Selected passage
+---+

The latest measures taken by the United States (US) to introduce increased tariffs on goods imports have caused great uncertainty in the international economy. For the time being, the US has decided to suspend the increased tariffs of 20% against the European Union (EU) for 90 days in order to avoid the next stage of escalation. Regardless of how much the U.S. imposes on the EU at the end of the transition period for goods, one thing is almost certain: There will be higher tariffs.
As a result, it is now more important than ever that companies recognize the risks to current and future trade relationships and take appropriate protective measures against unforeseen cost increases. Sensitivity is required, particularly in long-term supply relationships with a fixed contract term and agreed fixed prices. This article is intended to serve as an initial guideline for companies to identify the necessary measures and steps to take.
First step: Do the supply relationships fall within the scope of the new tariffs?
Every company that exports goods to the US should first and foremost check whether it is affected by the new US tariffs. The US tariffs focus mainly, although not exclusively, on products from key industries such as technology, steel, aluminum, automotive and agriculture.
However, companies should not only look westwards, but also keep an eye on any EU counter-tariffs that have already been prepared by the European Commission. In response to the suspension of increased tariffs from the US for 90 days, the EU Commission has also suspended all EU countermeasures until 14 July 2025. If companies import goods from the US to Germany and vice versa, they should always keep an eye on both sides.
Second step: Who bears the additional costs?
In a second step, companies should determine who has to bear the additional costs for increased tariffs as part of the risk allocation between contractual partners. This can be determined either by law or by deviating contractual provisions.
Statutory risk distribution
The term “customs debt” is defined as “the obligation on a person to pay the amount of import or export duty which applies to specific goods under the customs legislation in force” (see Art. 5 No. 18 of the Union Customs Code (UCC)). From a customs law perspective, import tariffs in the US and the EU are generally borne by the importer, i.e., the person who imports the goods into the country.

+---+

Data section

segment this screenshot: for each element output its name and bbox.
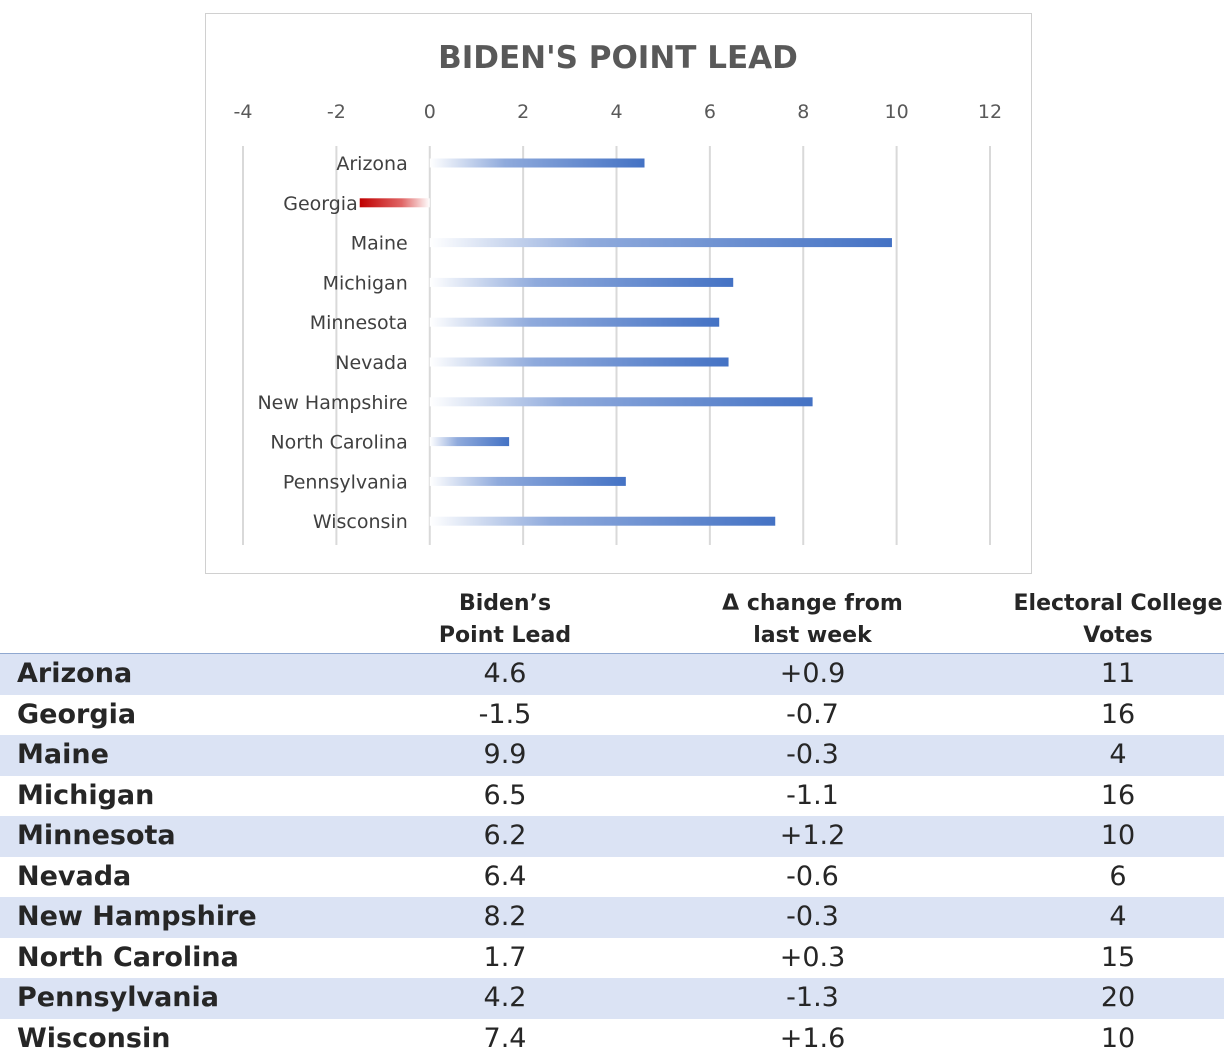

+---+

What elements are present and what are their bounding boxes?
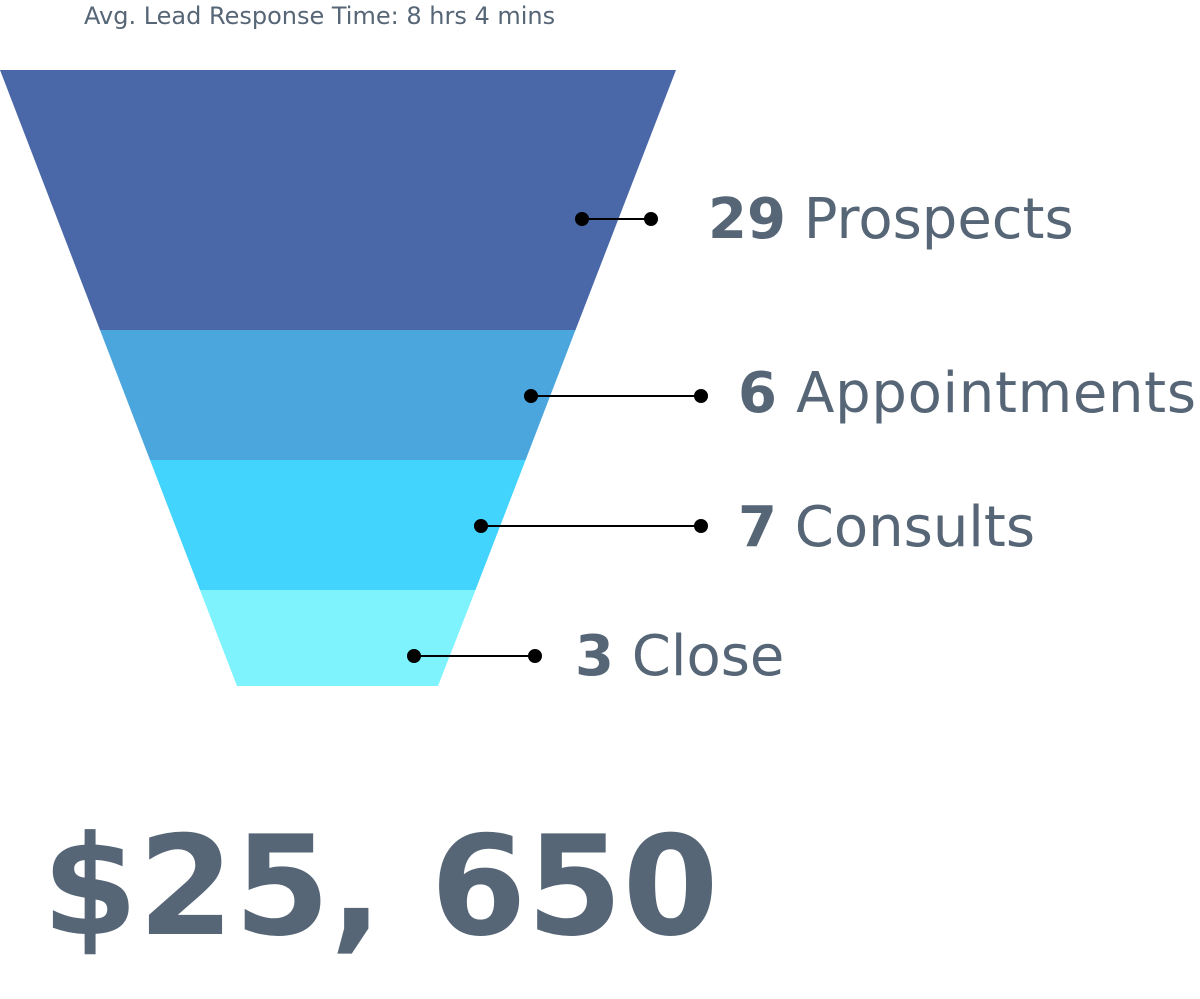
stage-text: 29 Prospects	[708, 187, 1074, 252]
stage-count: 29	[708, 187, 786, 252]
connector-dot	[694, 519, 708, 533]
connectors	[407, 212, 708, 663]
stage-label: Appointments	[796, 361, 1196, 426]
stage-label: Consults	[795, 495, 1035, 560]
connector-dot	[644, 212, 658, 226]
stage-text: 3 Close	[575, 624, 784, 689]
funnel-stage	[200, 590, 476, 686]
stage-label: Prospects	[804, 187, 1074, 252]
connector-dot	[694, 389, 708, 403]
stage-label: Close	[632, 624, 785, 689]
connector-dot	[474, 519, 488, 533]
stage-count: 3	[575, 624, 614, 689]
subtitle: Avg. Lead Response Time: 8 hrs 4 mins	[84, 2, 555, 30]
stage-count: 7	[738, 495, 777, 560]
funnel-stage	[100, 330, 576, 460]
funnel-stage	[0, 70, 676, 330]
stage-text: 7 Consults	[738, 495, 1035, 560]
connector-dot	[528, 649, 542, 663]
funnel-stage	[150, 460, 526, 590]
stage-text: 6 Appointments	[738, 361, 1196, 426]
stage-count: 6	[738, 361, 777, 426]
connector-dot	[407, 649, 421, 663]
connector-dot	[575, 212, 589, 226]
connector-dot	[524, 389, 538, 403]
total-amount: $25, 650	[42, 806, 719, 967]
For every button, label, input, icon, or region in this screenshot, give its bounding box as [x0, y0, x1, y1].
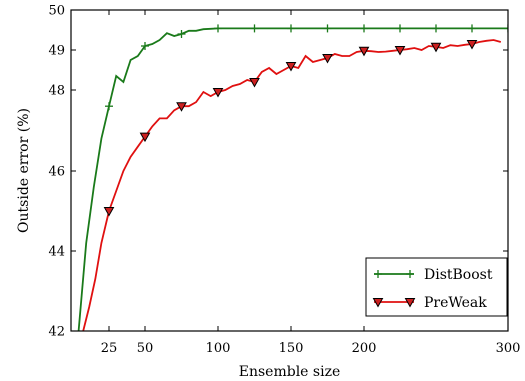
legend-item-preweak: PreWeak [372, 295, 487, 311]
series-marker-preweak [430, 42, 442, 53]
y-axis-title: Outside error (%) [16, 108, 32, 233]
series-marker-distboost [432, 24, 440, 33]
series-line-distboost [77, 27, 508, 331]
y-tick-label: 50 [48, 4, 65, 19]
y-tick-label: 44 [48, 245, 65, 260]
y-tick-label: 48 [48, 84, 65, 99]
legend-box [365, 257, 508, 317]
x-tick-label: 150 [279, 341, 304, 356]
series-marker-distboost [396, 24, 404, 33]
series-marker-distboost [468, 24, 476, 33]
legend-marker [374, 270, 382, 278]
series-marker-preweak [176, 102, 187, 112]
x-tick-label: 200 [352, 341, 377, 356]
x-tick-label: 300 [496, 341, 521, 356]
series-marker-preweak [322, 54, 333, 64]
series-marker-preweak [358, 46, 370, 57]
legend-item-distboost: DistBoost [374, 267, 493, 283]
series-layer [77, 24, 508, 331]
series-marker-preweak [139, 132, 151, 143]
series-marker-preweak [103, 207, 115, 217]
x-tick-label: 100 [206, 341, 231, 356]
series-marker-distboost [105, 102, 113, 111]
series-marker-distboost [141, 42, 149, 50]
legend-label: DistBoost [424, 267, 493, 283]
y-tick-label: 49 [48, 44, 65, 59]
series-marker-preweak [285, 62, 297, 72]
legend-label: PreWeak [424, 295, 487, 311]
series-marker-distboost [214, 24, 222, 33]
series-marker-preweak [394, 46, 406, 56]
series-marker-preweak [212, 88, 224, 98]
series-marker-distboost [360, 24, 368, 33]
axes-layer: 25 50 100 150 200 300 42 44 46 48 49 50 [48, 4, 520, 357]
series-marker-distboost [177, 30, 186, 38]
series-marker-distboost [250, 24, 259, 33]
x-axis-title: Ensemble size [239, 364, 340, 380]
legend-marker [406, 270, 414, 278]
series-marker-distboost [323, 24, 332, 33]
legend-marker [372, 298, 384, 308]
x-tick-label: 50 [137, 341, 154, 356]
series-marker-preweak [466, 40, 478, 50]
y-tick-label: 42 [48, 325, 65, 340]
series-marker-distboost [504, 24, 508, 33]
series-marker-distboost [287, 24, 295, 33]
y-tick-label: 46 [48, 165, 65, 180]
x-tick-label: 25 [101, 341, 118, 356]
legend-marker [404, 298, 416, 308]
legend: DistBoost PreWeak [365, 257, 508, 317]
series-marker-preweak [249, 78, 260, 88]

+---+

Exercise description
Can you give the part of the tariff article that opens with the words containing "First step: Do" and closes with "on both sides." again, switching "aluminum" to "copper"? The records have no connection to the tariff article.

Exercise output
First step: Do the supply relationships fall within the scope of the new tariffs?
Every company that exports goods to the US should first and foremost check whether it is affected by the new US tariffs. The US tariffs focus mainly, although not exclusively, on products from key industries such as technology, steel, copper, automotive and agriculture.
However, companies should not only look westwards, but also keep an eye on any EU counter-tariffs that have already been prepared by the European Commission. In response to the suspension of increased tariffs from the US for 90 days, the EU Commission has also suspended all EU countermeasures until 14 July 2025. If companies import goods from the US to Germany and vice versa, they should always keep an eye on both sides.